**EXTRACTED TEXT**
══════
Solarcity will use its high-tech commercial skills in solar and energy storage to bring electricity and light to villages in developing countries.

The solar installer on Tuesday announced the creation of a nonprofit called Give Power Foundation to install solar with battery back-up power to communities outside the US For every megawatt of residential solar power SolarCity installs in 2014, it will donate a solar and battery system. In its recent earnings call, SolarCity projected that it will install between 475MW and 525MW of residential solar next year.

The foundation is partnering with the nonprofit buildOn, which builds schools in developing countries and runs service and education programs in the US. Its school-building program focuses on rural communities that don't have current electricity infrastructure and seeks to involve local people in the planning and construction. SolarCity said the first buildings to receive solar and battery systems will be in Haiti, Malawi, Mali and Nepal.

A shining example in Nicaragua

SolarCity employees already installed a solar photovoltaic system at a buildOn-constructed school in Nicaragua. Like many rural communities in developing countries, the village lacks grid electricity and light, which makes it difficult for both students and their parents to educate themselves, company executives said in a video. The solar panels were installed with the help of local people and provided LED light, powered with a simple back-up battery, to the school at night, which also functions as a community center. "A school like this will never get electricity unless you have local generation," said CEO Lyndon Rive in an interview made for the video. "It needs to change. You need to create electricity at the place that it's needed. You can skip the legacy infrastructure and build out the new infrastructure in a smarter, better way."

The United Nations Development program estimates that 1.4 billion people worldwide do not have access to electricity at all and 1 billion more have unreliable electricity networks. It's led to a number of efforts by NGOs as well as social entrepreneurs to develop products for off-grid electricity. For example, there are a number of products to charge LED light bulbs with small solar panels or solar-charged lead acid batteries, which can be used to charge cell phones.

Off-grid solar, using either rooftop or ground-mounted panels, with back-up batteries is a sensible approach for microgrids, as well as on-site power generation in many places around the world where there is no electricity service and building a centralized grid is unlikely. The Solar Electric Light Fund, for example, has used off-grid solar to bring light to 20 schools and power a water aerator at a fish farm in Haiti following the 2010 earthquake. The foundation, funded by energy company NRG, the Clinton Global Initiative and the Clinton Bush Haiti Fund, also has used solar to power the laptops, communications and drip irrigation systems for vegetable gardens.
══════
[Page segmentation data]
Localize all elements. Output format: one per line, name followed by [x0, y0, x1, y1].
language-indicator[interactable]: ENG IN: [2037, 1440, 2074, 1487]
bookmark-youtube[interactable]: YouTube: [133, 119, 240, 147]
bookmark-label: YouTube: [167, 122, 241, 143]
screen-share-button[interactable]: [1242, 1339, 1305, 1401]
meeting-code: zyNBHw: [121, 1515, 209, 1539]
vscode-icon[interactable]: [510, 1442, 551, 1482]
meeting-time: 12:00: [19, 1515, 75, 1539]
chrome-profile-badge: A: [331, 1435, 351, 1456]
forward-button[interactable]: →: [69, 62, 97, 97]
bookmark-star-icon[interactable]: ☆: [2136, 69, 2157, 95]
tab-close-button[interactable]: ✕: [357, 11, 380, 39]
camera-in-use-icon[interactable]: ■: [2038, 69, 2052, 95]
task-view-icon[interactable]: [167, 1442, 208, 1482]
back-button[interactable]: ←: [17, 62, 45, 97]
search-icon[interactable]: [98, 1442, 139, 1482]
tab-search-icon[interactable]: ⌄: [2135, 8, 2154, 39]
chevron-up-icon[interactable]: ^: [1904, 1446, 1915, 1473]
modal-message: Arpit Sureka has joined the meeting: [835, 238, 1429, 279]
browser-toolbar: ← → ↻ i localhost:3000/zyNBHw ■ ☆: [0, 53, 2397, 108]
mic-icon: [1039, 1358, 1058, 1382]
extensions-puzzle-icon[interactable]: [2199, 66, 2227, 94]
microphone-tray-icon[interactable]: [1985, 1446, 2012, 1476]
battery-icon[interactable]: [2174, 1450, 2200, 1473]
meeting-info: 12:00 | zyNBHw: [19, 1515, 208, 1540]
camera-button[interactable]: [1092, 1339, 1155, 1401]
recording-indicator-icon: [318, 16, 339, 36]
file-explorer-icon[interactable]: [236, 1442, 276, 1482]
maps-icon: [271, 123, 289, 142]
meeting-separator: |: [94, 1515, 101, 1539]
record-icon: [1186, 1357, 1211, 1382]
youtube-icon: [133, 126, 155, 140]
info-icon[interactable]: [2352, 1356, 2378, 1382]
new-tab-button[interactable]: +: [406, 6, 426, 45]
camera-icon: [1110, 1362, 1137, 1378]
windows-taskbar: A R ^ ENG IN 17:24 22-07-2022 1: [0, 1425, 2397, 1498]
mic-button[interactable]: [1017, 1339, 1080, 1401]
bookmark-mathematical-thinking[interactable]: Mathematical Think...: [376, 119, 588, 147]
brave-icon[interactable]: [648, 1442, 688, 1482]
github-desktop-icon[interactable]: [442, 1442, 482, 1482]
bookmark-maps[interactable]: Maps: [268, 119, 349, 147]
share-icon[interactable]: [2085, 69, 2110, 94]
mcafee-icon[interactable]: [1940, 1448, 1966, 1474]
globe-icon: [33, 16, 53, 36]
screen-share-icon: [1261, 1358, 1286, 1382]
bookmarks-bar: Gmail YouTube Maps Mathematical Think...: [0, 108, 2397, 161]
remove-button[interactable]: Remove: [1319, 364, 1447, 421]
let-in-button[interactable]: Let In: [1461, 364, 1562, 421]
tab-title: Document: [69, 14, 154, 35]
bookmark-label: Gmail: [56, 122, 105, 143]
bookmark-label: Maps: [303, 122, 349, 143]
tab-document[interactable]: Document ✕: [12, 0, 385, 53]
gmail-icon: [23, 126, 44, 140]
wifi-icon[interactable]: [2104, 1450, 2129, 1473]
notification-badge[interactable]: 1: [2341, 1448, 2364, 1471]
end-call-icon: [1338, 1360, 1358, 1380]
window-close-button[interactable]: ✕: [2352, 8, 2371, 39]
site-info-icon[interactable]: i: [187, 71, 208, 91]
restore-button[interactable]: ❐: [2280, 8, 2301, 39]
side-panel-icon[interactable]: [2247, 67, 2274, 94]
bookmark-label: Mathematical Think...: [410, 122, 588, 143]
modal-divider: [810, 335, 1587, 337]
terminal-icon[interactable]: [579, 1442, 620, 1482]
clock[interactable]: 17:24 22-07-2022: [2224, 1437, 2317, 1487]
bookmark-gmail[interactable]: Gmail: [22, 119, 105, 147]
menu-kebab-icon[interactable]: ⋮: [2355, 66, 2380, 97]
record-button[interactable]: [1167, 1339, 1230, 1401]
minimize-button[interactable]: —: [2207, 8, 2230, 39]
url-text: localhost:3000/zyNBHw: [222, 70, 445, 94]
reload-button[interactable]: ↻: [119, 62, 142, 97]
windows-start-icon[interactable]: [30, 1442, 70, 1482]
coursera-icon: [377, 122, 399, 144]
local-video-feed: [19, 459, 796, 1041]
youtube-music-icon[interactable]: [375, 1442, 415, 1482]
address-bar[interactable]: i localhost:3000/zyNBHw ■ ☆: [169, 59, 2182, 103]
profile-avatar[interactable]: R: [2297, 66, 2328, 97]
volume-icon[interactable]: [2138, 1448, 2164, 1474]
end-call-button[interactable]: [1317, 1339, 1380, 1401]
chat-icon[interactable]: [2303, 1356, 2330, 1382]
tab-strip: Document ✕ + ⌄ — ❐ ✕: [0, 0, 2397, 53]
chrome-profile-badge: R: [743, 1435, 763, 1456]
══════
In the text about SolarCity's Give Power Foundation, which countries will have the first buildings to receive solar and battery systems?

**EXPECTED ANSWER**
Haiti, Malawi, Mali and Nepal.